-- BEGIN --

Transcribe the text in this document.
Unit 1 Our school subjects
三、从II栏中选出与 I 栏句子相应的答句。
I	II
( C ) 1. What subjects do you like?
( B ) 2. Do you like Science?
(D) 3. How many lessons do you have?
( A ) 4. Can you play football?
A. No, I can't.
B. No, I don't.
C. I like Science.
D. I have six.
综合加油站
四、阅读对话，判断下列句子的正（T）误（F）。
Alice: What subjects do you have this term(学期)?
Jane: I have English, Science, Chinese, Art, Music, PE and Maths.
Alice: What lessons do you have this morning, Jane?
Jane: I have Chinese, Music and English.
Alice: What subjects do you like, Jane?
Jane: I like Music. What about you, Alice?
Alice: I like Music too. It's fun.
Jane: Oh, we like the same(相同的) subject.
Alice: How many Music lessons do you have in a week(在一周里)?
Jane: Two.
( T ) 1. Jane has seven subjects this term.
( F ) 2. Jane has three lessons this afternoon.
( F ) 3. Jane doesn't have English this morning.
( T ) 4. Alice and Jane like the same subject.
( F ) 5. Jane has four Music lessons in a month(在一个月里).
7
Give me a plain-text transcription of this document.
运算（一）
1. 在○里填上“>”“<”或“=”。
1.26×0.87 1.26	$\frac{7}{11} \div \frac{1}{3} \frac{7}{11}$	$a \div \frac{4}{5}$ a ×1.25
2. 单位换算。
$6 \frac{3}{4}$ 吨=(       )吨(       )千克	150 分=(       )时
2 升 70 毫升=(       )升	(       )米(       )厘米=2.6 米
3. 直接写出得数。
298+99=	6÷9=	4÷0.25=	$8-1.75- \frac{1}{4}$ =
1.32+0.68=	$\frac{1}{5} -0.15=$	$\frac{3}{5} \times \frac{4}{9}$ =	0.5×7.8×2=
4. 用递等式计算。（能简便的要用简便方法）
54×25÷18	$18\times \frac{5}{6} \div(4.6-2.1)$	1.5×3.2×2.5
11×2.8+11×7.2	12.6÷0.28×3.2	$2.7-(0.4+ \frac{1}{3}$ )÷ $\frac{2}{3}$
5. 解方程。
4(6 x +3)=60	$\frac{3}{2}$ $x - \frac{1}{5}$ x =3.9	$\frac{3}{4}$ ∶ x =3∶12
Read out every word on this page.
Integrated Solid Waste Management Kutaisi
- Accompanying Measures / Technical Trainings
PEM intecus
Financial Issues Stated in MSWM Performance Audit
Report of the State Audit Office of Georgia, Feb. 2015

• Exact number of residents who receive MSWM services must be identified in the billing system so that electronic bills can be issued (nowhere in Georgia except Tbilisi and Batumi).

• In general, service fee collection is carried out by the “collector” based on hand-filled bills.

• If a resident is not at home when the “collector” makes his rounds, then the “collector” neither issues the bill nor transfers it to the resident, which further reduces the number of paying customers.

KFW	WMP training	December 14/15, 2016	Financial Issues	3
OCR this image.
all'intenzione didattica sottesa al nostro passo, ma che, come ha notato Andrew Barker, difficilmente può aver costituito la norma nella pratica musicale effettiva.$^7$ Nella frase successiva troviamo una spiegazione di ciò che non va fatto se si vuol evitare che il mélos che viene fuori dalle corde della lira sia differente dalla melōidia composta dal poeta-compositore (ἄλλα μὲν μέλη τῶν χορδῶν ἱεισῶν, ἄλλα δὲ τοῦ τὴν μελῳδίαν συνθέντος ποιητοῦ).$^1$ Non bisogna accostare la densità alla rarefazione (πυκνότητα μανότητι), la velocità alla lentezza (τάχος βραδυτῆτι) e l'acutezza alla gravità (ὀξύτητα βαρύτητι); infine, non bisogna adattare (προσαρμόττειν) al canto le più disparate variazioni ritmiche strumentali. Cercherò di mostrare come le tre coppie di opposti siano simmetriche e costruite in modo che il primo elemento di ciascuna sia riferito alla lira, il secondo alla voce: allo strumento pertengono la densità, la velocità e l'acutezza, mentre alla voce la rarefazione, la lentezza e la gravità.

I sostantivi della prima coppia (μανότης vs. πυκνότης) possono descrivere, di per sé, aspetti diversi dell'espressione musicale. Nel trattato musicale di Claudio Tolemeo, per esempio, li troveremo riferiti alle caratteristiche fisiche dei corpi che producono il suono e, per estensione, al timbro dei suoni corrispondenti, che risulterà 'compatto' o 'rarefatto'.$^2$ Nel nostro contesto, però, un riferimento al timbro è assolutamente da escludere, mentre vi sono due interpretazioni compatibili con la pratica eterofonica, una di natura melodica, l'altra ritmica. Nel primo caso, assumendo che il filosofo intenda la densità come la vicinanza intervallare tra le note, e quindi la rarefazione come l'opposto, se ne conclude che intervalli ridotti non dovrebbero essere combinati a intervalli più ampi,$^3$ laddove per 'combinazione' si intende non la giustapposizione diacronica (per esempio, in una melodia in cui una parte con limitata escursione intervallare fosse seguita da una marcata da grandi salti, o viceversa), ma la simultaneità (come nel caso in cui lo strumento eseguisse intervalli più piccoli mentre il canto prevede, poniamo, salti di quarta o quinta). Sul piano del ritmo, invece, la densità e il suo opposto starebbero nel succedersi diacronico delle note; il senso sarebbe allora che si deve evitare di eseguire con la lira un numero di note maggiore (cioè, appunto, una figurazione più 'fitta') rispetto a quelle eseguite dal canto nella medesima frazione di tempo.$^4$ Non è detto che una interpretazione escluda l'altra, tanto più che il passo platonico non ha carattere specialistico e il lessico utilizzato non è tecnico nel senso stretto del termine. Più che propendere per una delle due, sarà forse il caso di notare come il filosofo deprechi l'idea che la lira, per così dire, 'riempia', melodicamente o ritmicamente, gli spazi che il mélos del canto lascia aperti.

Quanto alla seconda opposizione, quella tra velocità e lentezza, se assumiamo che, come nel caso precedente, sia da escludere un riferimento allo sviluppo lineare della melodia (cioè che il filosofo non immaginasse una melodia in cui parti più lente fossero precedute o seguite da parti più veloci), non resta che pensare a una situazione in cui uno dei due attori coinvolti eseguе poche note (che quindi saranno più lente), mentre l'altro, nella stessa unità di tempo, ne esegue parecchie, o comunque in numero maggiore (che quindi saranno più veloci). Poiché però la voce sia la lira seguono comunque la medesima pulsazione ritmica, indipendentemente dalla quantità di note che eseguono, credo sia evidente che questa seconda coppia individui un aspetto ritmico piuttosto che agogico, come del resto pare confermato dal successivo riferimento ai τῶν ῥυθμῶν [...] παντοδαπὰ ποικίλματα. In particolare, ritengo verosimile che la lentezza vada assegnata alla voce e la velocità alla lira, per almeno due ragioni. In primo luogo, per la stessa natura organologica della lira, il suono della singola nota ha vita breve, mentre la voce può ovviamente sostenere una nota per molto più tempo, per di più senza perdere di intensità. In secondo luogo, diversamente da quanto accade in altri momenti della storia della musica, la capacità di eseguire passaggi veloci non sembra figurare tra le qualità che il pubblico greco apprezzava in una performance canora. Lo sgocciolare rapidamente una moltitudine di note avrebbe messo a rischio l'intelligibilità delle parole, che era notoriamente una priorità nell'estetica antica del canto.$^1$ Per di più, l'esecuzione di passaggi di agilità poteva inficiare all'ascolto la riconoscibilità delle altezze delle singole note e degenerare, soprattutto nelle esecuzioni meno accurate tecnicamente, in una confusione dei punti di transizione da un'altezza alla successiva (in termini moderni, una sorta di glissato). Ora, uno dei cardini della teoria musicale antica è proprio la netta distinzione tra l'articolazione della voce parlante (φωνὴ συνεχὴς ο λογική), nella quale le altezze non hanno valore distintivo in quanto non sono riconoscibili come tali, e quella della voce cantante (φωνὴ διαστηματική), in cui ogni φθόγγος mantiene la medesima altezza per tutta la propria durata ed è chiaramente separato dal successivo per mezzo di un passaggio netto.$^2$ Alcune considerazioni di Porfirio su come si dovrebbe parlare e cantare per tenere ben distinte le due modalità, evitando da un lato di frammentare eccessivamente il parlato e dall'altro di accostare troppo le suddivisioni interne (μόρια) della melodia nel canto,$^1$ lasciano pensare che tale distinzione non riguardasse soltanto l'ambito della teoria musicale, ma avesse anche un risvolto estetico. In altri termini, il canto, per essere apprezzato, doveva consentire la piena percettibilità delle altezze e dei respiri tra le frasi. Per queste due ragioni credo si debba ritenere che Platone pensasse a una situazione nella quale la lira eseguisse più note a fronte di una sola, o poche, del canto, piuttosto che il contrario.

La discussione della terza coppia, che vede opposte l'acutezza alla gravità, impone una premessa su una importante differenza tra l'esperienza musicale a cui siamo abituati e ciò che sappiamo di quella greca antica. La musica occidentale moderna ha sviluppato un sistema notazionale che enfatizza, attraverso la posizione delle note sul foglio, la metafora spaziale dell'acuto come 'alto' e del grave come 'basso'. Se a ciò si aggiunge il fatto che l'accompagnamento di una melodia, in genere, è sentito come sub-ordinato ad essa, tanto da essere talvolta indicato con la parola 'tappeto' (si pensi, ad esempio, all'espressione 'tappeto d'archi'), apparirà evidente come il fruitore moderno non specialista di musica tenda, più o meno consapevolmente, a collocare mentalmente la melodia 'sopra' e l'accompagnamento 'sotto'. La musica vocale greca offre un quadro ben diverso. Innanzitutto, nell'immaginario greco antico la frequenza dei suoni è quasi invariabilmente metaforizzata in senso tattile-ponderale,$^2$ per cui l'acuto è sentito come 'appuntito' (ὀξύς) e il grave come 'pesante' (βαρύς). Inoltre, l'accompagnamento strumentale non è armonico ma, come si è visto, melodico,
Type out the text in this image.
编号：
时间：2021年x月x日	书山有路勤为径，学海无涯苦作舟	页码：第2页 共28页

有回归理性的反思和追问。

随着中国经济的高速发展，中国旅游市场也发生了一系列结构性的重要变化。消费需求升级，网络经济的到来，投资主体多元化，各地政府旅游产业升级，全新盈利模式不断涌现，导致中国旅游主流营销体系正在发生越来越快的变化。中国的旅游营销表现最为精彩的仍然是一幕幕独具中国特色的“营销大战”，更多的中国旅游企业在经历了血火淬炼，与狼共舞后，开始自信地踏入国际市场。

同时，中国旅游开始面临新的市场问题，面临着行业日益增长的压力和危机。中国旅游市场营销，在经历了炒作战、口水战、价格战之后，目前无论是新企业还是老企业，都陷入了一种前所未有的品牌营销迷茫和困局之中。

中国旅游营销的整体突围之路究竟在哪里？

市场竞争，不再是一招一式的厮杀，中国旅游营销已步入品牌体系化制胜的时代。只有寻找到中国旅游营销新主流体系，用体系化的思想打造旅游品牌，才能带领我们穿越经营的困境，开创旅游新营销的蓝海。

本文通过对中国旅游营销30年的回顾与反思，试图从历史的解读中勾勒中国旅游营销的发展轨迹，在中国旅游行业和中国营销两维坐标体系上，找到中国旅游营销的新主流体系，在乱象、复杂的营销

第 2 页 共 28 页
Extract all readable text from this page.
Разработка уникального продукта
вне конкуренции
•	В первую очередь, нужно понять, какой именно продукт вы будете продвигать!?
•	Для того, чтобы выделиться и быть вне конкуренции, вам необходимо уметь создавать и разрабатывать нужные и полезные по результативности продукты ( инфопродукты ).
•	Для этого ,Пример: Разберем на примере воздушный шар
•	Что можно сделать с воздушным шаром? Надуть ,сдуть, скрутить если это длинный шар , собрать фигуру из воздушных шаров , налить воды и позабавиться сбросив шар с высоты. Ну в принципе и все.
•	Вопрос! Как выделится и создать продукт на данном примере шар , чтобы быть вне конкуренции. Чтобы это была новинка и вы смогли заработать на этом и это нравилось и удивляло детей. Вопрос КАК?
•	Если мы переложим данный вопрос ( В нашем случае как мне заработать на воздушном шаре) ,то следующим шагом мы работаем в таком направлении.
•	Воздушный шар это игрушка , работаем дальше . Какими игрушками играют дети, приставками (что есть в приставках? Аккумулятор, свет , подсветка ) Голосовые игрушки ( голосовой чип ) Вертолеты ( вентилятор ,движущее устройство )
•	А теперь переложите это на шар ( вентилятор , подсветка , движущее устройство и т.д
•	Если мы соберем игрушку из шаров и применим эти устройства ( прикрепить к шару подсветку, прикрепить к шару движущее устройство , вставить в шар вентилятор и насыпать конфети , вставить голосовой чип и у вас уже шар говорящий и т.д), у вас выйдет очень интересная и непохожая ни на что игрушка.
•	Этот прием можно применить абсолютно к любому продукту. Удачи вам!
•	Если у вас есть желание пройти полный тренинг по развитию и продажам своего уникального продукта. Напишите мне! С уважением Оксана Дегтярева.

-- END --

**SET EXERCISE**: Going through the entries above, report how many lines include the string "чтобы". The number alone is the answer.

**WRITTEN RESPONSE**: 2